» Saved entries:
····················

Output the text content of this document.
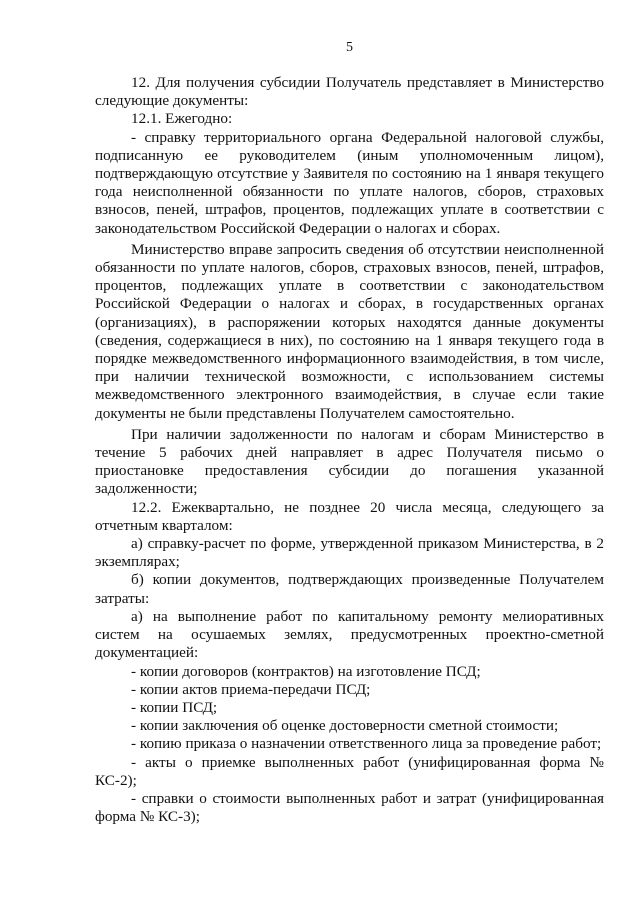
5

12. Для получения субсидии Получатель представляет в Министерство следующие документы:

12.1. Ежегодно:

- справку территориального органа Федеральной налоговой службы, подписанную ее руководителем (иным уполномоченным лицом), подтверждающую отсутствие у Заявителя по состоянию на 1 января текущего года неисполненной обязанности по уплате налогов, сборов, страховых взносов, пеней, штрафов, процентов, подлежащих уплате в соответствии с законодательством Российской Федерации о налогах и сборах.

Министерство вправе запросить сведения об отсутствии неисполненной обязанности по уплате налогов, сборов, страховых взносов, пеней, штрафов, процентов, подлежащих уплате в соответствии с законодательством Российской Федерации о налогах и сборах, в государственных органах (организациях), в распоряжении которых находятся данные документы (сведения, содержащиеся в них), по состоянию на 1 января текущего года в порядке межведомственного информационного взаимодействия, в том числе, при наличии технической возможности, с использованием системы межведомственного электронного взаимодействия, в случае если такие документы не были представлены Получателем самостоятельно.

При наличии задолженности по налогам и сборам Министерство в течение 5 рабочих дней направляет в адрес Получателя письмо о приостановке предоставления субсидии до погашения указанной задолженности;

12.2. Ежеквартально, не позднее 20 числа месяца, следующего за отчетным кварталом:

а) справку-расчет по форме, утвержденной приказом Министерства, в 2 экземплярах;

б) копии документов, подтверждающих произведенные Получателем затраты:

а) на выполнение работ по капитальному ремонту мелиоративных систем на осушаемых землях, предусмотренных проектно-сметной документацией:

- копии договоров (контрактов) на изготовление ПСД;

- копии актов приема-передачи ПСД;

- копии ПСД;

- копии заключения об оценке достоверности сметной стоимости;

- копию приказа о назначении ответственного лица за проведение работ;

- акты о приемке выполненных работ (унифицированная форма № КС-2);

- справки о стоимости выполненных работ и затрат (унифицированная форма № КС-3);
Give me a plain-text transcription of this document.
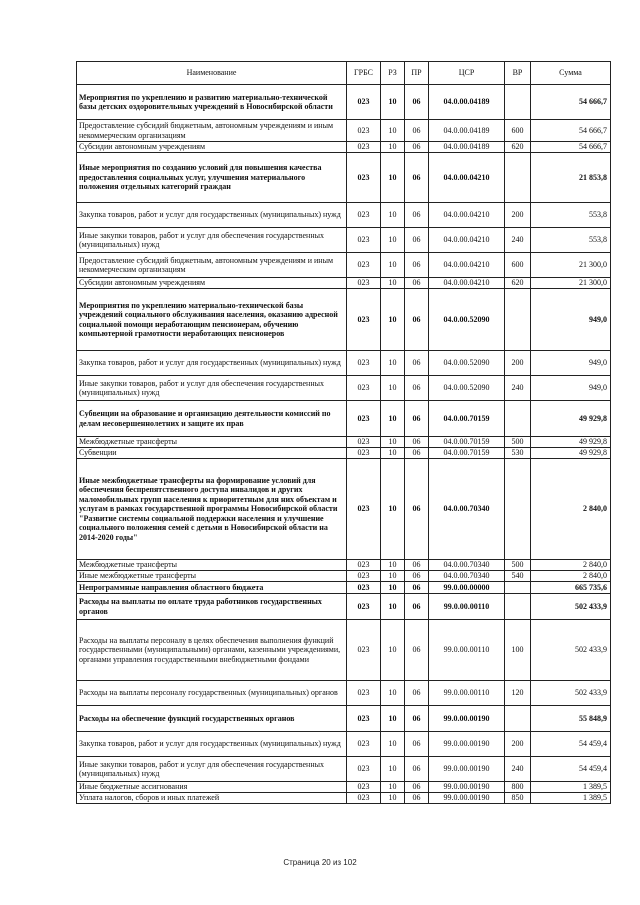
Наименование	ГРБС	РЗ	ПР	ЦСР	ВР	Сумма
Мероприятия по укреплению и развитию материально-технической базы детских оздоровительных учреждений в Новосибирской области	023	10	06	04.0.00.04189		54 666,7
Предоставление субсидий бюджетным, автономным учреждениям и иным некоммерческим организациям	023	10	06	04.0.00.04189	600	54 666,7
Субсидии автономным учреждениям	023	10	06	04.0.00.04189	620	54 666,7
Иные мероприятия по созданию условий для повышения качества предоставления социальных услуг, улучшения материального положения отдельных категорий граждан	023	10	06	04.0.00.04210		21 853,8
Закупка товаров, работ и услуг для государственных (муниципальных) нужд	023	10	06	04.0.00.04210	200	553,8
Иные закупки товаров, работ и услуг для обеспечения государственных (муниципальных) нужд	023	10	06	04.0.00.04210	240	553,8
Предоставление субсидий бюджетным, автономным учреждениям и иным некоммерческим организациям	023	10	06	04.0.00.04210	600	21 300,0
Субсидии автономным учреждениям	023	10	06	04.0.00.04210	620	21 300,0
Мероприятия по укреплению материально-технической базы учреждений социального обслуживания населения, оказанию адресной социальной помощи неработающим пенсионерам, обучению компьютерной грамотности неработающих пенсионеров	023	10	06	04.0.00.52090		949,0
Закупка товаров, работ и услуг для государственных (муниципальных) нужд	023	10	06	04.0.00.52090	200	949,0
Иные закупки товаров, работ и услуг для обеспечения государственных (муниципальных) нужд	023	10	06	04.0.00.52090	240	949,0
Субвенции на образование и организацию деятельности комиссий по делам несовершеннолетних и защите их прав	023	10	06	04.0.00.70159		49 929,8
Межбюджетные трансферты	023	10	06	04.0.00.70159	500	49 929,8
Субвенции	023	10	06	04.0.00.70159	530	49 929,8
Иные межбюджетные трансферты на формирование условий для обеспечения беспрепятственного доступа инвалидов и других маломобильных групп населения к приоритетным для них объектам и услугам в рамках государственной программы Новосибирской области "Развитие системы социальной поддержки населения и улучшение социального положения семей с детьми в Новосибирской области на 2014-2020 годы"	023	10	06	04.0.00.70340		2 840,0
Межбюджетные трансферты	023	10	06	04.0.00.70340	500	2 840,0
Иные межбюджетные трансферты	023	10	06	04.0.00.70340	540	2 840,0
Непрограммные направления областного бюджета	023	10	06	99.0.00.00000		665 735,6
Расходы на выплаты по оплате труда работников государственных органов	023	10	06	99.0.00.00110		502 433,9
Расходы на выплаты персоналу в целях обеспечения выполнения функций государственными (муниципальными) органами, казенными учреждениями, органами управления государственными внебюджетными фондами	023	10	06	99.0.00.00110	100	502 433,9
Расходы на выплаты персоналу государственных (муниципальных) органов	023	10	06	99.0.00.00110	120	502 433,9
Расходы на обеспечение функций государственных органов	023	10	06	99.0.00.00190		55 848,9
Закупка товаров, работ и услуг для государственных (муниципальных) нужд	023	10	06	99.0.00.00190	200	54 459,4
Иные закупки товаров, работ и услуг для обеспечения государственных (муниципальных) нужд	023	10	06	99.0.00.00190	240	54 459,4
Иные бюджетные ассигнования	023	10	06	99.0.00.00190	800	1 389,5
Уплата налогов, сборов и иных платежей	023	10	06	99.0.00.00190	850	1 389,5
Страница 20 из 102
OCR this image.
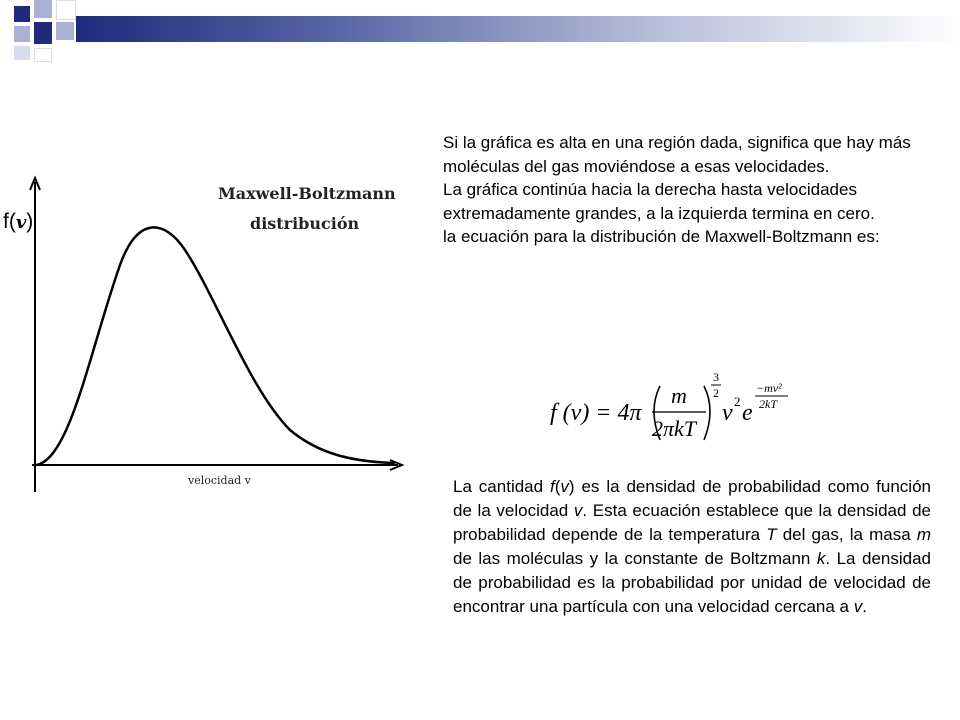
Maxwell-Boltzmann
distribución
velocidad v
f(v)

Si la gráfica es alta en una región dada, significa que hay más moléculas del gas moviéndose a esas velocidades.

La gráfica continúa hacia la derecha hasta velocidades extremadamente grandes, a la izquierda termina en cero.

la ecuación para la distribución de Maxwell-Boltzmann es:

f (v) = 4π
m
2πkT
3
2
v 2 e
−mv²
2kT
La cantidad f(v) es la densidad de probabilidad como función de la velocidad v. Esta ecuación establece que la densidad de probabilidad depende de la temperatura T del gas, la masa m de las moléculas y la constante de Boltzmann k. La densidad de probabilidad es la probabilidad por unidad de velocidad de encontrar una partícula con una velocidad cercana a v.
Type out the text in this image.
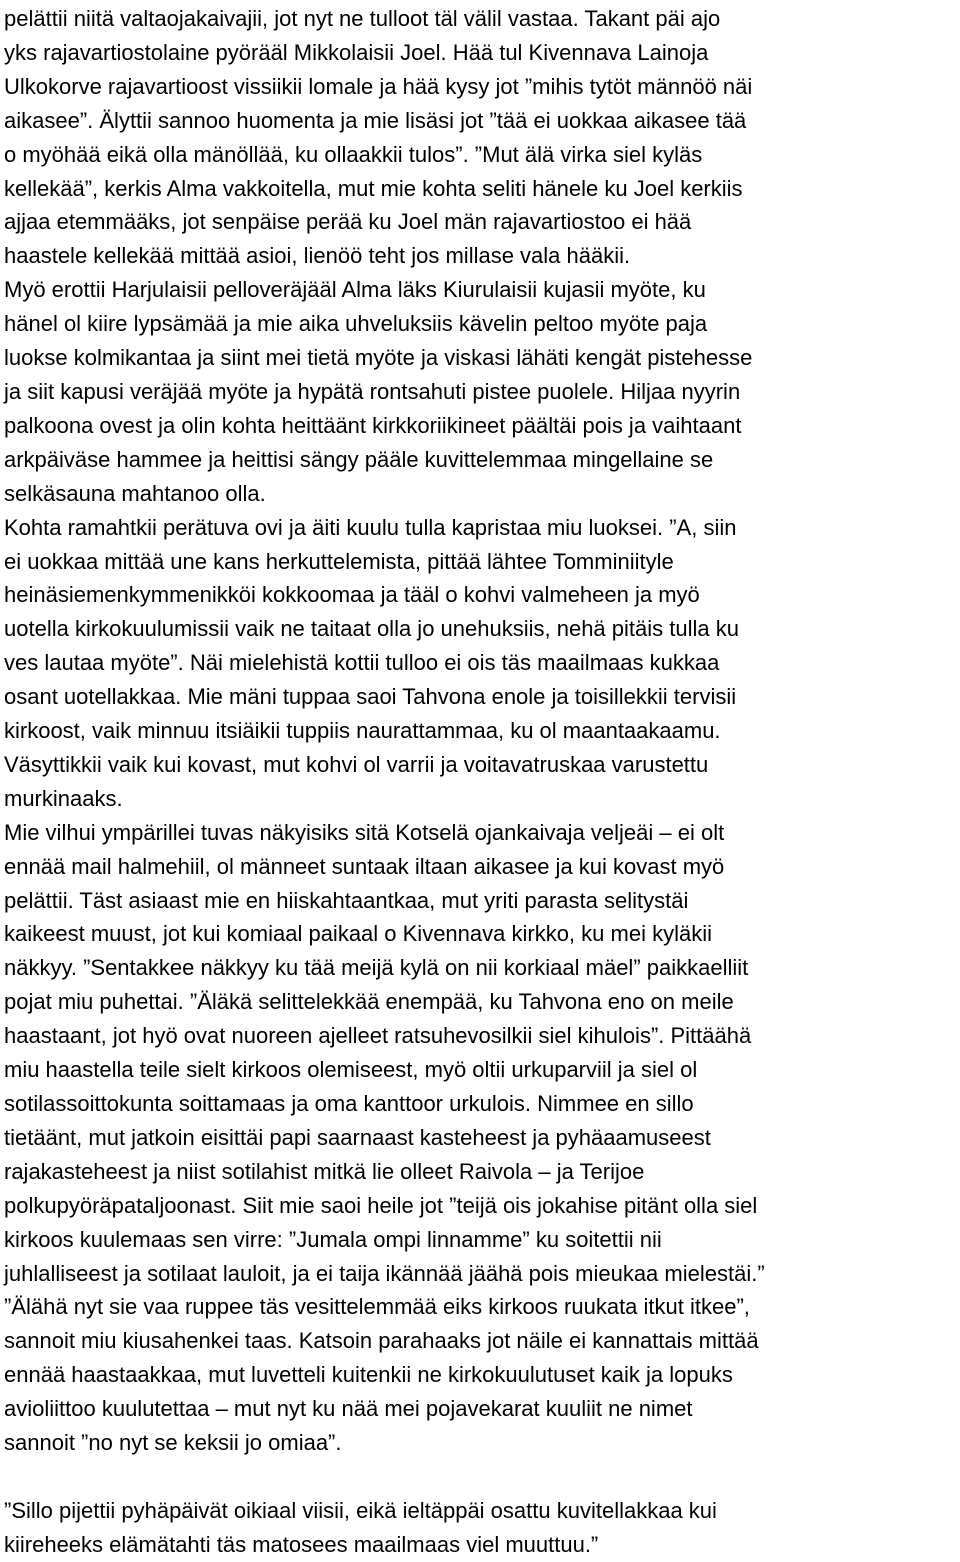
pelättii niitä valtaojakaivajii, jot nyt ne tulloot täl välil vastaa. Takant päi ajo

yks rajavartiostolaine pyörääl Mikkolaisii Joel. Hää tul Kivennava Lainoja

Ulkokorve rajavartioost vissiikii lomale ja hää kysy jot ”mihis tytöt männöö näi

aikasee”. Älyttii sannoo huomenta ja mie lisäsi jot ”tää ei uokkaa aikasee tää

o myöhää eikä olla mänöllää, ku ollaakkii tulos”. ”Mut älä virka siel kyläs

kellekää”, kerkis Alma vakkoitella, mut mie kohta seliti hänele ku Joel kerkiis

ajjaa etemmääks, jot senpäise perää ku Joel män rajavartiostoo ei hää

haastele kellekää mittää asioi, lienöö teht jos millase vala hääkii.

Myö erottii Harjulaisii pelloveräjääl Alma läks Kiurulaisii kujasii myöte, ku

hänel ol kiire lypsämää ja mie aika uhveluksiis kävelin peltoo myöte paja

luokse kolmikantaa ja siint mei tietä myöte ja viskasi lähäti kengät pistehesse

ja siit kapusi veräjää myöte ja hypätä rontsahuti pistee puolele. Hiljaa nyyrin

palkoona ovest ja olin kohta heittäänt kirkkoriikineet päältäi pois ja vaihtaant

arkpäiväse hammee ja heittisi sängy pääle kuvittelemmaa mingellaine se

selkäsauna mahtanoo olla.

Kohta ramahtkii perätuva ovi ja äiti kuulu tulla kapristaa miu luoksei. ”A, siin

ei uokkaa mittää une kans herkuttelemista, pittää lähtee Tomminiityle

heinäsiemenkymmenikköi kokkoomaa ja tääl o kohvi valmeheen ja myö

uotella kirkokuulumissii vaik ne taitaat olla jo unehuksiis, nehä pitäis tulla ku

ves lautaa myöte”. Näi mielehistä kottii tulloo ei ois täs maailmaas kukkaa

osant uotellakkaa. Mie mäni tuppaa saoi Tahvona enole ja toisillekkii tervisii

kirkoost, vaik minnuu itsiäikii tuppiis naurattammaa, ku ol maantaakaamu.

Väsyttikkii vaik kui kovast, mut kohvi ol varrii ja voitavatruskaa varustettu

murkinaaks.

Mie vilhui ympärillei tuvas näkyisiks sitä Kotselä ojankaivaja veljeäi – ei olt

ennää mail halmehiil, ol männeet suntaak iltaan aikasee ja kui kovast myö

pelättii. Täst asiaast mie en hiiskahtaantkaa, mut yriti parasta selitystäi

kaikeest muust, jot kui komiaal paikaal o Kivennava kirkko, ku mei kyläkii

näkkyy. ”Sentakkee näkkyy ku tää meijä kylä on nii korkiaal mäel” paikkaelliit

pojat miu puhettai. ”Äläkä selittelekkää enempää, ku Tahvona eno on meile

haastaant, jot hyö ovat nuoreen ajelleet ratsuhevosilkii siel kihulois”. Pittäähä

miu haastella teile sielt kirkoos olemiseest, myö oltii urkuparviil ja siel ol

sotilassoittokunta soittamaas ja oma kanttoor urkulois. Nimmee en sillo

tietäänt, mut jatkoin eisittäi papi saarnaast kasteheest ja pyhäaamuseest

rajakasteheest ja niist sotilahist mitkä lie olleet Raivola – ja Terijoe

polkupyöräpataljoonast. Siit mie saoi heile jot ”teijä ois jokahise pitänt olla siel

kirkoos kuulemaas sen virre: ”Jumala ompi linnamme” ku soitettii nii

juhlalliseest ja sotilaat lauloit, ja ei taija ikännää jäähä pois mieukaa mielestäi.”

”Älähä nyt sie vaa ruppee täs vesittelemmää eiks kirkoos ruukata itkut itkee”,

sannoit miu kiusahenkei taas. Katsoin parahaaks jot näile ei kannattais mittää

ennää haastaakkaa, mut luvetteli kuitenkii ne kirkokuulutuset kaik ja lopuks

avioliittoo kuulutettaa – mut nyt ku nää mei pojavekarat kuuliit ne nimet

sannoit ”no nyt se keksii jo omiaa”.

”Sillo pijettii pyhäpäivät oikiaal viisii, eikä ieltäppäi osattu kuvitellakkaa kui

kiireheeks elämätahti täs matosees maailmaas viel muuttuu.”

····················

» AIM: Report how many lines of the data hold the string "aikasee"; give only the number.

» COMPLETE OUTPUT: 2